>> START
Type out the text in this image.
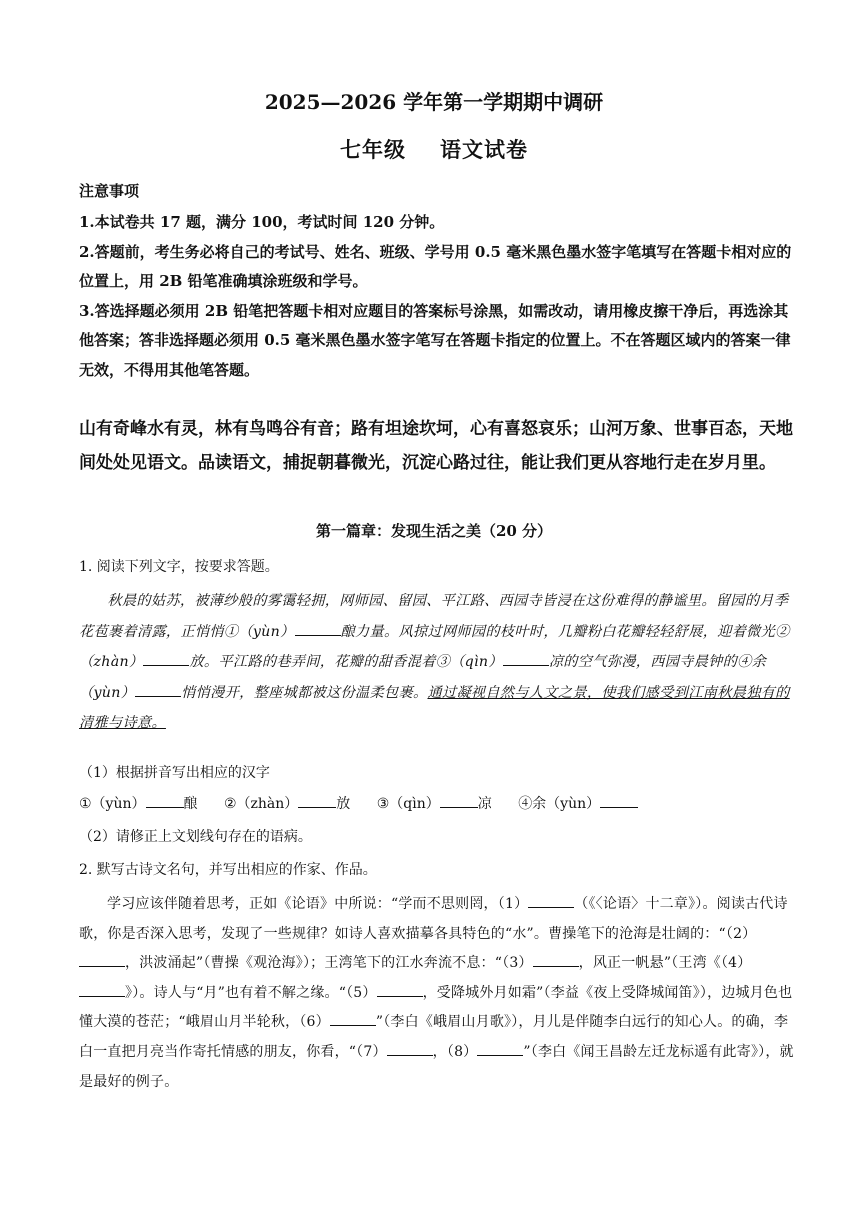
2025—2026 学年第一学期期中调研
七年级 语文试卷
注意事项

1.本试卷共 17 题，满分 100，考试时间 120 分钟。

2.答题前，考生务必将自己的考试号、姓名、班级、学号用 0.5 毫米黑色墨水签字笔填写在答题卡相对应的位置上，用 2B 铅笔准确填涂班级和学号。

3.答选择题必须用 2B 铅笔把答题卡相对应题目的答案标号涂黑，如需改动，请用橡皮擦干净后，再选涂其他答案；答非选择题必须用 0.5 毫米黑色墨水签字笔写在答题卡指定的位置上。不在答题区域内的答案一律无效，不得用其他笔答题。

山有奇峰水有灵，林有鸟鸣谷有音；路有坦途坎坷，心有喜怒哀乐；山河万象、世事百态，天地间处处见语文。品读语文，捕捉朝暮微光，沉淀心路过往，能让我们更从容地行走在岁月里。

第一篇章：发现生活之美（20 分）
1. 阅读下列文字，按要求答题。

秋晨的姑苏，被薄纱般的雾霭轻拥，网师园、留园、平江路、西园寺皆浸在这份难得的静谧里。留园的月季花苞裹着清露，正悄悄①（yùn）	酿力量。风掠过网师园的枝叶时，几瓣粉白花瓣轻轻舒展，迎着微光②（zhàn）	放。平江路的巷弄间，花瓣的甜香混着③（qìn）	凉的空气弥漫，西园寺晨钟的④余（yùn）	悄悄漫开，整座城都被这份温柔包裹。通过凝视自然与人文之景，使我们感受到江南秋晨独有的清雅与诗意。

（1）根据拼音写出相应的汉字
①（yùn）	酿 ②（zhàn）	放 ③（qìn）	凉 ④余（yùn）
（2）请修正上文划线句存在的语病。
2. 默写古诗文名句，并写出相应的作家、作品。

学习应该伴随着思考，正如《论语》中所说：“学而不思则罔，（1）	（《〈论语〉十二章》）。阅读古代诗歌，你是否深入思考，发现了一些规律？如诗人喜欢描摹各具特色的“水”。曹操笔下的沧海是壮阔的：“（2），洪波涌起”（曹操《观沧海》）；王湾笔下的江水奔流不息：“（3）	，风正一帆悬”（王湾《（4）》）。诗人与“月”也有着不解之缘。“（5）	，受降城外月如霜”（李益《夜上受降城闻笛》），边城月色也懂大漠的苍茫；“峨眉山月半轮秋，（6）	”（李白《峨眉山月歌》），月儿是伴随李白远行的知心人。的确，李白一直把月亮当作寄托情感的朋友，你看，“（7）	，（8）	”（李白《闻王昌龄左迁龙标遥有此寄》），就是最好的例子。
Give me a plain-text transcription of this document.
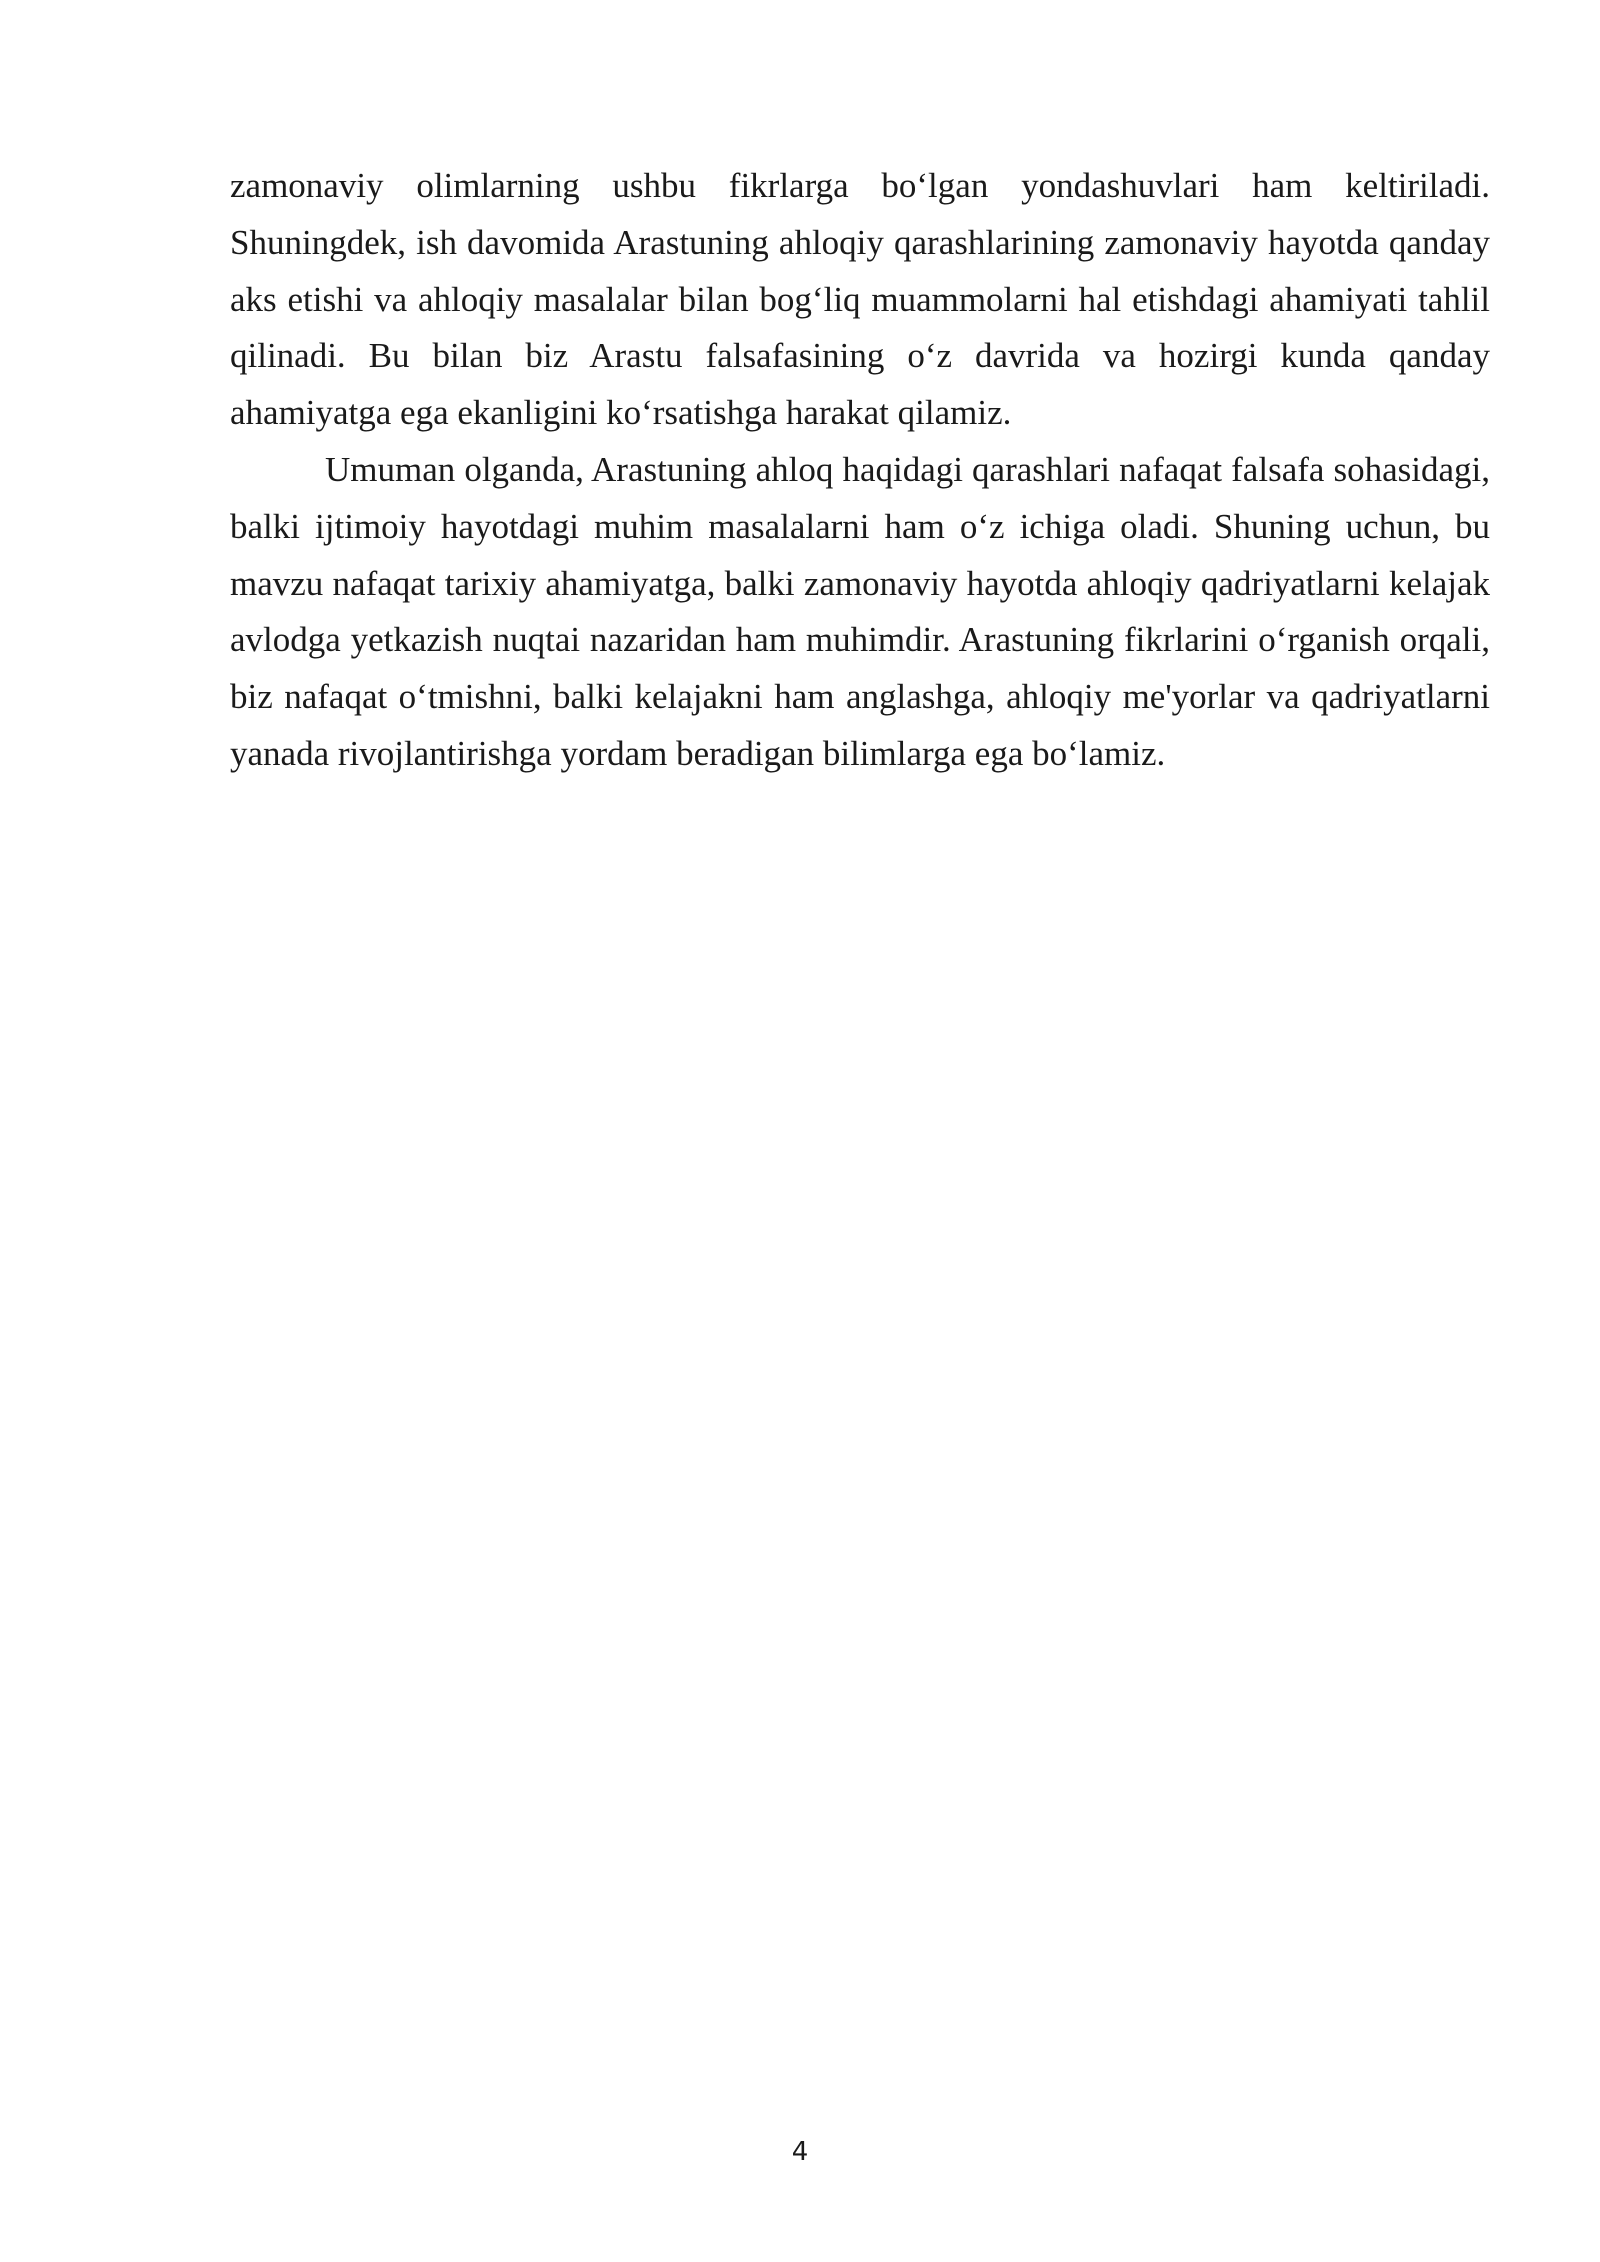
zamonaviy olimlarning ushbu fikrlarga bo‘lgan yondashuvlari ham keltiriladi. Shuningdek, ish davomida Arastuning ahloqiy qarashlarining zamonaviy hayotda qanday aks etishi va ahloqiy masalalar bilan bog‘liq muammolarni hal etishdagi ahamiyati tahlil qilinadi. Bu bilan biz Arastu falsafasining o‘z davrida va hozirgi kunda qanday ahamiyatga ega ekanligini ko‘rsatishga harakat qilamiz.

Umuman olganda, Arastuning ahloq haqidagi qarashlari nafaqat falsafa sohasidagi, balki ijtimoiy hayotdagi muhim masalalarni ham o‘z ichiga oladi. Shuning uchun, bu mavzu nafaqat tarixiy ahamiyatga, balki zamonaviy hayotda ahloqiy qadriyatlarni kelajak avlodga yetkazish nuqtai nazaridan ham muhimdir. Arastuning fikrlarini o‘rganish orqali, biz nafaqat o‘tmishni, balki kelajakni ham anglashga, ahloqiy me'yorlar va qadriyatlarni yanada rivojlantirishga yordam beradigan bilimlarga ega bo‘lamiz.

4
>> END
WHAT IS EXPECTED —
The pictures stay out; repeat exactly the lines from the one with "Give me a plain-text" to the end of the entries above, and nothing else.

TASK ANSWER —
Give me a plain-text transcription of this document.
zamonaviy olimlarning ushbu fikrlarga bo‘lgan yondashuvlari ham keltiriladi. Shuningdek, ish davomida Arastuning ahloqiy qarashlarining zamonaviy hayotda qanday aks etishi va ahloqiy masalalar bilan bog‘liq muammolarni hal etishdagi ahamiyati tahlil qilinadi. Bu bilan biz Arastu falsafasining o‘z davrida va hozirgi kunda qanday ahamiyatga ega ekanligini ko‘rsatishga harakat qilamiz.

Umuman olganda, Arastuning ahloq haqidagi qarashlari nafaqat falsafa sohasidagi, balki ijtimoiy hayotdagi muhim masalalarni ham o‘z ichiga oladi. Shuning uchun, bu mavzu nafaqat tarixiy ahamiyatga, balki zamonaviy hayotda ahloqiy qadriyatlarni kelajak avlodga yetkazish nuqtai nazaridan ham muhimdir. Arastuning fikrlarini o‘rganish orqali, biz nafaqat o‘tmishni, balki kelajakni ham anglashga, ahloqiy me'yorlar va qadriyatlarni yanada rivojlantirishga yordam beradigan bilimlarga ega bo‘lamiz.

4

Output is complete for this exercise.